■ Exercise details: Write out all of the entries exactly, please.

■ Record extracts:
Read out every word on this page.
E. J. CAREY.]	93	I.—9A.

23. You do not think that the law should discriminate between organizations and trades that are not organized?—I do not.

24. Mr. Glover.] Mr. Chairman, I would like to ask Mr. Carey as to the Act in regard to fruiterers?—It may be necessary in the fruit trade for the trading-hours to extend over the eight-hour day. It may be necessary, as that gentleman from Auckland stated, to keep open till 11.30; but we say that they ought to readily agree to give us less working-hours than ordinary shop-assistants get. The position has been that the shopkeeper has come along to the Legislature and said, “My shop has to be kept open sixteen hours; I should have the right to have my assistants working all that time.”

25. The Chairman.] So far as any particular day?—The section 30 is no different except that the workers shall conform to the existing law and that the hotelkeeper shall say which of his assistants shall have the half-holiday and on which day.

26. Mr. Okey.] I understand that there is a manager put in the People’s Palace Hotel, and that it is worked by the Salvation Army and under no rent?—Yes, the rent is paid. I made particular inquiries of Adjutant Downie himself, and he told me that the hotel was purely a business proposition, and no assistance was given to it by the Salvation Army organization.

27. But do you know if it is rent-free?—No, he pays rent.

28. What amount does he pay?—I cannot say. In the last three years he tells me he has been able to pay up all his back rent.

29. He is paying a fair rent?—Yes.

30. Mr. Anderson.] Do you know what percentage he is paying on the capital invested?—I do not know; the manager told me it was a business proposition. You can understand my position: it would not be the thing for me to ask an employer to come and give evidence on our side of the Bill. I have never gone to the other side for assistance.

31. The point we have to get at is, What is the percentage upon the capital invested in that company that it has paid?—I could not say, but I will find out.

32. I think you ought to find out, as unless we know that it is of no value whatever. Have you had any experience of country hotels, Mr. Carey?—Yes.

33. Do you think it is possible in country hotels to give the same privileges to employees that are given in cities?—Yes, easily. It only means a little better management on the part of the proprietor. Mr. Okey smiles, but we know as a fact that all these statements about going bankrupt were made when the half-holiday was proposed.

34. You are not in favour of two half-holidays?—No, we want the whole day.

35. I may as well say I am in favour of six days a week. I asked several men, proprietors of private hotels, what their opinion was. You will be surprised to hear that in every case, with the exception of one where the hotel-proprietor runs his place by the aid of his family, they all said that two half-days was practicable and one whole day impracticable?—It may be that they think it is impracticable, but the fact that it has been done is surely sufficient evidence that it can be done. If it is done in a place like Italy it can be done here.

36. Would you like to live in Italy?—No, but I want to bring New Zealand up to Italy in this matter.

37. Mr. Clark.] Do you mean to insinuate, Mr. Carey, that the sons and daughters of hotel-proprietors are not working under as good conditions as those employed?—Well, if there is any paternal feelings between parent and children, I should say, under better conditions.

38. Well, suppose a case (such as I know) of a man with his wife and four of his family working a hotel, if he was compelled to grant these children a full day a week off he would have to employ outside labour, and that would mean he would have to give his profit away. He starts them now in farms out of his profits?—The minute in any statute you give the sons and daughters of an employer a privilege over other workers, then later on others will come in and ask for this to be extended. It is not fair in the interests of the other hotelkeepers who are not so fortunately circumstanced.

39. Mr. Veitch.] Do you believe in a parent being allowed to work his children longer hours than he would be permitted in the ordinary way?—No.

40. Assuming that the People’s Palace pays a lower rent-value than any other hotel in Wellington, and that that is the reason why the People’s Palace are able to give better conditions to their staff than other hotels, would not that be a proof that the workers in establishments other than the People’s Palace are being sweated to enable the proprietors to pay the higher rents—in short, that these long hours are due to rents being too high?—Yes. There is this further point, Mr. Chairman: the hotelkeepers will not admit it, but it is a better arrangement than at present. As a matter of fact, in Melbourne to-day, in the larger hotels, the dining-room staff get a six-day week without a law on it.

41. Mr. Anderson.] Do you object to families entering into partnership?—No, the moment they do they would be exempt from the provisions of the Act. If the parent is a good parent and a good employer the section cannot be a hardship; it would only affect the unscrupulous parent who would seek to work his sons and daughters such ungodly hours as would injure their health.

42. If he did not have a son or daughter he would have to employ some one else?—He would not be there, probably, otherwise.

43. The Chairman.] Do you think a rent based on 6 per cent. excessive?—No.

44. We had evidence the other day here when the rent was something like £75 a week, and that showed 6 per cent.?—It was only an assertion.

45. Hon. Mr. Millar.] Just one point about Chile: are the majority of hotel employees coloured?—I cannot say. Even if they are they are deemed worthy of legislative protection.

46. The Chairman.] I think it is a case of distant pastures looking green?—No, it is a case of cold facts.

■ Final result:
Read out every word on this page.
E. J. CAREY.]	93	I.—9A.

23. You do not think that the law should discriminate between organizations and trades that are not organized?—I do not.

24. Mr. Glover.] Mr. Chairman, I would like to ask Mr. Carey as to the Act in regard to fruiterers?—It may be necessary in the fruit trade for the trading-hours to extend over the eight-hour day. It may be necessary, as that gentleman from Auckland stated, to keep open till 11.30; but we say that they ought to readily agree to give us less working-hours than ordinary shop-assistants get. The position has been that the shopkeeper has come along to the Legislature and said, “My shop has to be kept open sixteen hours; I should have the right to have my assistants working all that time.”

25. The Chairman.] So far as any particular day?—The section 30 is no different except that the workers shall conform to the existing law and that the hotelkeeper shall say which of his assistants shall have the half-holiday and on which day.

26. Mr. Okey.] I understand that there is a manager put in the People’s Palace Hotel, and that it is worked by the Salvation Army and under no rent?—Yes, the rent is paid. I made particular inquiries of Adjutant Downie himself, and he told me that the hotel was purely a business proposition, and no assistance was given to it by the Salvation Army organization.

27. But do you know if it is rent-free?—No, he pays rent.

28. What amount does he pay?—I cannot say. In the last three years he tells me he has been able to pay up all his back rent.

29. He is paying a fair rent?—Yes.

30. Mr. Anderson.] Do you know what percentage he is paying on the capital invested?—I do not know; the manager told me it was a business proposition. You can understand my position: it would not be the thing for me to ask an employer to come and give evidence on our side of the Bill. I have never gone to the other side for assistance.

31. The point we have to get at is, What is the percentage upon the capital invested in that company that it has paid?—I could not say, but I will find out.

32. I think you ought to find out, as unless we know that it is of no value whatever. Have you had any experience of country hotels, Mr. Carey?—Yes.

33. Do you think it is possible in country hotels to give the same privileges to employees that are given in cities?—Yes, easily. It only means a little better management on the part of the proprietor. Mr. Okey smiles, but we know as a fact that all these statements about going bankrupt were made when the half-holiday was proposed.

34. You are not in favour of two half-holidays?—No, we want the whole day.

35. I may as well say I am in favour of six days a week. I asked several men, proprietors of private hotels, what their opinion was. You will be surprised to hear that in every case, with the exception of one where the hotel-proprietor runs his place by the aid of his family, they all said that two half-days was practicable and one whole day impracticable?—It may be that they think it is impracticable, but the fact that it has been done is surely sufficient evidence that it can be done. If it is done in a place like Italy it can be done here.

36. Would you like to live in Italy?—No, but I want to bring New Zealand up to Italy in this matter.

37. Mr. Clark.] Do you mean to insinuate, Mr. Carey, that the sons and daughters of hotel-proprietors are not working under as good conditions as those employed?—Well, if there is any paternal feelings between parent and children, I should say, under better conditions.

38. Well, suppose a case (such as I know) of a man with his wife and four of his family working a hotel, if he was compelled to grant these children a full day a week off he would have to employ outside labour, and that would mean he would have to give his profit away. He starts them now in farms out of his profits?—The minute in any statute you give the sons and daughters of an employer a privilege over other workers, then later on others will come in and ask for this to be extended. It is not fair in the interests of the other hotelkeepers who are not so fortunately circumstanced.

39. Mr. Veitch.] Do you believe in a parent being allowed to work his children longer hours than he would be permitted in the ordinary way?—No.

40. Assuming that the People’s Palace pays a lower rent-value than any other hotel in Wellington, and that that is the reason why the People’s Palace are able to give better conditions to their staff than other hotels, would not that be a proof that the workers in establishments other than the People’s Palace are being sweated to enable the proprietors to pay the higher rents—in short, that these long hours are due to rents being too high?—Yes. There is this further point, Mr. Chairman: the hotelkeepers will not admit it, but it is a better arrangement than at present. As a matter of fact, in Melbourne to-day, in the larger hotels, the dining-room staff get a six-day week without a law on it.

41. Mr. Anderson.] Do you object to families entering into partnership?—No, the moment they do they would be exempt from the provisions of the Act. If the parent is a good parent and a good employer the section cannot be a hardship; it would only affect the unscrupulous parent who would seek to work his sons and daughters such ungodly hours as would injure their health.

42. If he did not have a son or daughter he would have to employ some one else?—He would not be there, probably, otherwise.

43. The Chairman.] Do you think a rent based on 6 per cent. excessive?—No.

44. We had evidence the other day here when the rent was something like £75 a week, and that showed 6 per cent.?—It was only an assertion.

45. Hon. Mr. Millar.] Just one point about Chile: are the majority of hotel employees coloured?—I cannot say. Even if they are they are deemed worthy of legislative protection.

46. The Chairman.] I think it is a case of distant pastures looking green?—No, it is a case of cold facts.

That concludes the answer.